▸ AVAILABLE DATA:
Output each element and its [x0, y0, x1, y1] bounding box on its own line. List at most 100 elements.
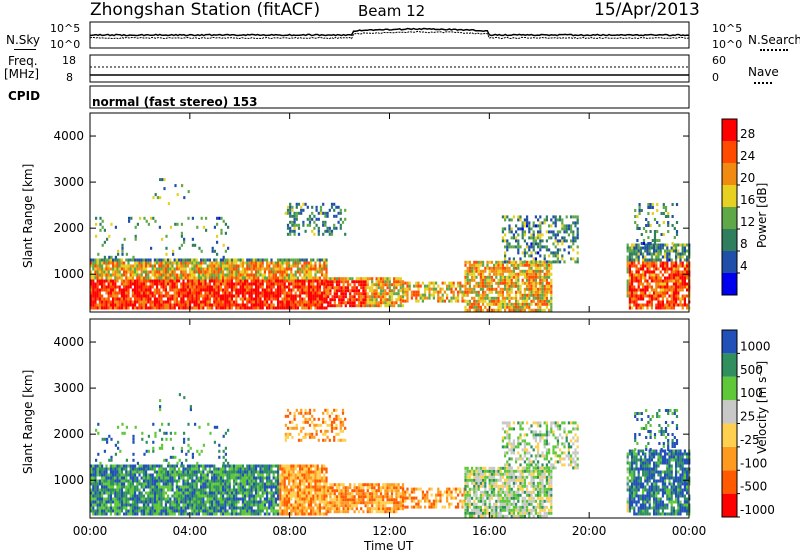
heatmap-cell [136, 467, 139, 471]
heatmap-cell [532, 221, 535, 225]
heatmap-cell [158, 261, 161, 265]
heatmap-cell [193, 288, 196, 292]
heatmap-cell [428, 287, 431, 291]
heatmap-cell [162, 488, 165, 492]
heatmap-cell [160, 494, 163, 498]
heatmap-cell [466, 269, 469, 273]
heatmap-cell [101, 476, 104, 480]
heatmap-cell [631, 279, 634, 283]
heatmap-cell [114, 464, 117, 468]
heatmap-cell [208, 494, 211, 498]
heatmap-cell [631, 291, 634, 295]
heatmap-cell [99, 216, 102, 220]
heatmap-cell [329, 289, 332, 293]
heatmap-cell [109, 506, 112, 510]
heatmap-cell [114, 291, 117, 295]
heatmap-cell [379, 301, 383, 305]
heatmap-cell [366, 298, 369, 302]
heatmap-cell [145, 279, 148, 283]
heatmap-cell [312, 300, 315, 304]
heatmap-cell [466, 281, 469, 285]
heatmap-cell [167, 270, 170, 274]
heatmap-cell [640, 233, 643, 236]
heatmap-cell [147, 473, 150, 477]
heatmap-cell [523, 272, 526, 276]
heatmap-cell [299, 270, 302, 274]
heatmap-cell [107, 261, 110, 265]
heatmap-cell [96, 479, 99, 483]
heatmap-cell [239, 306, 242, 310]
heatmap-cell [162, 494, 165, 498]
heatmap-cell [661, 246, 664, 250]
heatmap-cell [191, 288, 194, 292]
heatmap-cell [230, 303, 233, 307]
heatmap-cell [523, 281, 526, 285]
heatmap-cell [248, 285, 251, 289]
heatmap-cell [167, 282, 170, 286]
heatmap-cell [497, 266, 500, 270]
heatmap-cell [116, 500, 119, 504]
heatmap-cell [171, 306, 174, 310]
heatmap-cell [362, 295, 365, 299]
heatmap-cell [178, 264, 181, 268]
heatmap-cell [206, 258, 209, 262]
heatmap-cell [401, 292, 405, 296]
heatmap-cell [118, 494, 121, 498]
heatmap-cell [274, 291, 277, 295]
heatmap-cell [373, 295, 376, 299]
heatmap-cell [118, 288, 121, 292]
heatmap-cell [290, 291, 293, 295]
heatmap-cell [642, 273, 645, 277]
heatmap-cell [672, 291, 675, 295]
heatmap-cell [631, 300, 634, 304]
heatmap-cell [379, 292, 383, 296]
heatmap-cell [355, 298, 358, 302]
heatmap-cell [296, 288, 299, 292]
heatmap-cell [162, 306, 165, 310]
heatmap-cell [479, 272, 482, 276]
heatmap-cell [153, 282, 156, 286]
heatmap-cell [479, 275, 482, 279]
heatmap-cell [94, 500, 97, 504]
heatmap-cell [415, 281, 418, 285]
heatmap-cell [142, 264, 145, 268]
heatmap-cell [521, 299, 524, 303]
heatmap-cell [173, 506, 176, 510]
heatmap-cell [248, 467, 251, 471]
heatmap-cell [294, 300, 297, 304]
heatmap-cell [675, 255, 678, 259]
heatmap-cell [653, 264, 656, 268]
heatmap-cell [512, 281, 515, 285]
heatmap-cell [466, 299, 469, 303]
heatmap-cell [213, 503, 216, 507]
heatmap-cell [138, 264, 141, 268]
heatmap-cell [180, 222, 183, 226]
heatmap-cell [675, 246, 678, 250]
heatmap-cell [666, 306, 669, 310]
heatmap-cell [457, 284, 460, 288]
heatmap-cell [239, 279, 242, 283]
heatmap-cell [526, 245, 529, 249]
heatmap-cell [397, 283, 400, 287]
heatmap-cell [244, 291, 247, 295]
heatmap-cell [94, 485, 97, 489]
heatmap-cell [664, 303, 667, 307]
heatmap-cell [149, 509, 152, 513]
heatmap-cell [637, 306, 640, 310]
heatmap-cell [508, 266, 511, 270]
heatmap-cell [259, 506, 262, 510]
heatmap-cell [184, 473, 187, 477]
heatmap-cell [670, 264, 673, 268]
heatmap-cell [118, 488, 121, 492]
heatmap-cell [312, 285, 315, 289]
heatmap-cell [650, 300, 653, 304]
heatmap-cell [548, 284, 551, 288]
heatmap-cell [239, 467, 242, 471]
heatmap-cell [237, 467, 240, 471]
heatmap-cell [537, 224, 540, 228]
heatmap-cell [138, 261, 141, 265]
heatmap-cell [545, 293, 548, 297]
heatmap-cell [379, 277, 383, 281]
heatmap-cell [149, 297, 152, 301]
heatmap-cell [326, 229, 329, 233]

▸ TASK GOAL:
Could you edit the items above so that "bounding box" becomes "enclosing box", with every other word unchanged? Please give them again in full, leaving out the pictures.

▸ COMPLETE ANSWER:
Output each element and its [x0, y0, x1, y1] enclosing box on its own line. List at most 100 elements.
heatmap-cell [136, 467, 139, 471]
heatmap-cell [532, 221, 535, 225]
heatmap-cell [158, 261, 161, 265]
heatmap-cell [193, 288, 196, 292]
heatmap-cell [428, 287, 431, 291]
heatmap-cell [162, 488, 165, 492]
heatmap-cell [160, 494, 163, 498]
heatmap-cell [466, 269, 469, 273]
heatmap-cell [101, 476, 104, 480]
heatmap-cell [631, 279, 634, 283]
heatmap-cell [114, 464, 117, 468]
heatmap-cell [208, 494, 211, 498]
heatmap-cell [631, 291, 634, 295]
heatmap-cell [99, 216, 102, 220]
heatmap-cell [329, 289, 332, 293]
heatmap-cell [109, 506, 112, 510]
heatmap-cell [114, 291, 117, 295]
heatmap-cell [379, 301, 383, 305]
heatmap-cell [366, 298, 369, 302]
heatmap-cell [145, 279, 148, 283]
heatmap-cell [312, 300, 315, 304]
heatmap-cell [466, 281, 469, 285]
heatmap-cell [167, 270, 170, 274]
heatmap-cell [640, 233, 643, 236]
heatmap-cell [147, 473, 150, 477]
heatmap-cell [523, 272, 526, 276]
heatmap-cell [299, 270, 302, 274]
heatmap-cell [107, 261, 110, 265]
heatmap-cell [96, 479, 99, 483]
heatmap-cell [239, 306, 242, 310]
heatmap-cell [162, 494, 165, 498]
heatmap-cell [661, 246, 664, 250]
heatmap-cell [191, 288, 194, 292]
heatmap-cell [230, 303, 233, 307]
heatmap-cell [523, 281, 526, 285]
heatmap-cell [248, 285, 251, 289]
heatmap-cell [167, 282, 170, 286]
heatmap-cell [497, 266, 500, 270]
heatmap-cell [116, 500, 119, 504]
heatmap-cell [171, 306, 174, 310]
heatmap-cell [362, 295, 365, 299]
heatmap-cell [178, 264, 181, 268]
heatmap-cell [206, 258, 209, 262]
heatmap-cell [401, 292, 405, 296]
heatmap-cell [118, 494, 121, 498]
heatmap-cell [274, 291, 277, 295]
heatmap-cell [373, 295, 376, 299]
heatmap-cell [118, 288, 121, 292]
heatmap-cell [290, 291, 293, 295]
heatmap-cell [642, 273, 645, 277]
heatmap-cell [672, 291, 675, 295]
heatmap-cell [631, 300, 634, 304]
heatmap-cell [379, 292, 383, 296]
heatmap-cell [355, 298, 358, 302]
heatmap-cell [296, 288, 299, 292]
heatmap-cell [162, 306, 165, 310]
heatmap-cell [479, 272, 482, 276]
heatmap-cell [153, 282, 156, 286]
heatmap-cell [479, 275, 482, 279]
heatmap-cell [94, 500, 97, 504]
heatmap-cell [415, 281, 418, 285]
heatmap-cell [142, 264, 145, 268]
heatmap-cell [521, 299, 524, 303]
heatmap-cell [173, 506, 176, 510]
heatmap-cell [248, 467, 251, 471]
heatmap-cell [294, 300, 297, 304]
heatmap-cell [675, 255, 678, 259]
heatmap-cell [653, 264, 656, 268]
heatmap-cell [512, 281, 515, 285]
heatmap-cell [466, 299, 469, 303]
heatmap-cell [213, 503, 216, 507]
heatmap-cell [138, 264, 141, 268]
heatmap-cell [180, 222, 183, 226]
heatmap-cell [675, 246, 678, 250]
heatmap-cell [666, 306, 669, 310]
heatmap-cell [457, 284, 460, 288]
heatmap-cell [239, 279, 242, 283]
heatmap-cell [526, 245, 529, 249]
heatmap-cell [397, 283, 400, 287]
heatmap-cell [244, 291, 247, 295]
heatmap-cell [94, 485, 97, 489]
heatmap-cell [664, 303, 667, 307]
heatmap-cell [149, 509, 152, 513]
heatmap-cell [637, 306, 640, 310]
heatmap-cell [508, 266, 511, 270]
heatmap-cell [259, 506, 262, 510]
heatmap-cell [184, 473, 187, 477]
heatmap-cell [670, 264, 673, 268]
heatmap-cell [118, 488, 121, 492]
heatmap-cell [312, 285, 315, 289]
heatmap-cell [650, 300, 653, 304]
heatmap-cell [548, 284, 551, 288]
heatmap-cell [239, 467, 242, 471]
heatmap-cell [237, 467, 240, 471]
heatmap-cell [537, 224, 540, 228]
heatmap-cell [138, 261, 141, 265]
heatmap-cell [545, 293, 548, 297]
heatmap-cell [379, 277, 383, 281]
heatmap-cell [149, 297, 152, 301]
heatmap-cell [326, 229, 329, 233]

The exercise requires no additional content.